TASK OBJECTIVE: Consider the data that follows and state how many lines contain the string "công", using the number alone.

(Data records)
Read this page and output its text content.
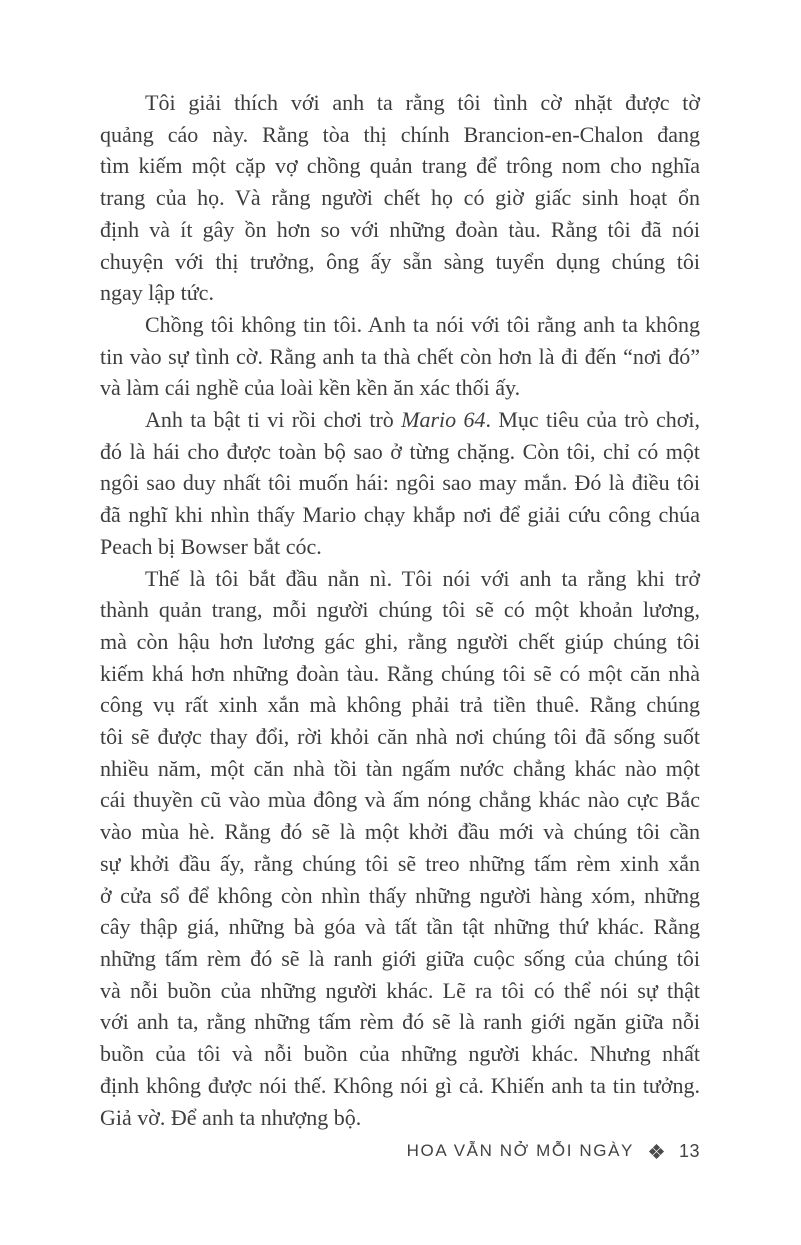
Tôi giải thích với anh ta rằng tôi tình cờ nhặt được tờ
quảng cáo này. Rằng tòa thị chính Brancion-en-Chalon đang
tìm kiếm một cặp vợ chồng quản trang để trông nom cho nghĩa
trang của họ. Và rằng người chết họ có giờ giấc sinh hoạt ổn
định và ít gây ồn hơn so với những đoàn tàu. Rằng tôi đã nói
chuyện với thị trưởng, ông ấy sẵn sàng tuyển dụng chúng tôi
ngay lập tức.
Chồng tôi không tin tôi. Anh ta nói với tôi rằng anh ta không
tin vào sự tình cờ. Rằng anh ta thà chết còn hơn là đi đến “nơi đó”
và làm cái nghề của loài kền kền ăn xác thối ấy.
Anh ta bật ti vi rồi chơi trò Mario 64. Mục tiêu của trò chơi,
đó là hái cho được toàn bộ sao ở từng chặng. Còn tôi, chỉ có một
ngôi sao duy nhất tôi muốn hái: ngôi sao may mắn. Đó là điều tôi
đã nghĩ khi nhìn thấy Mario chạy khắp nơi để giải cứu công chúa
Peach bị Bowser bắt cóc.
Thế là tôi bắt đầu nằn nì. Tôi nói với anh ta rằng khi trở
thành quản trang, mỗi người chúng tôi sẽ có một khoản lương,
mà còn hậu hơn lương gác ghi, rằng người chết giúp chúng tôi
kiếm khá hơn những đoàn tàu. Rằng chúng tôi sẽ có một căn nhà
công vụ rất xinh xắn mà không phải trả tiền thuê. Rằng chúng
tôi sẽ được thay đổi, rời khỏi căn nhà nơi chúng tôi đã sống suốt
nhiều năm, một căn nhà tồi tàn ngấm nước chẳng khác nào một
cái thuyền cũ vào mùa đông và ấm nóng chẳng khác nào cực Bắc
vào mùa hè. Rằng đó sẽ là một khởi đầu mới và chúng tôi cần
sự khởi đầu ấy, rằng chúng tôi sẽ treo những tấm rèm xinh xắn
ở cửa sổ để không còn nhìn thấy những người hàng xóm, những
cây thập giá, những bà góa và tất tần tật những thứ khác. Rằng
những tấm rèm đó sẽ là ranh giới giữa cuộc sống của chúng tôi
và nỗi buồn của những người khác. Lẽ ra tôi có thể nói sự thật
với anh ta, rằng những tấm rèm đó sẽ là ranh giới ngăn giữa nỗi
buồn của tôi và nỗi buồn của những người khác. Nhưng nhất
định không được nói thế. Không nói gì cả. Khiến anh ta tin tưởng.
Giả vờ. Để anh ta nhượng bộ.
HOA VẪN NỞ MỖI NGÀY	13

REPLY TO THE EXERCISE: 2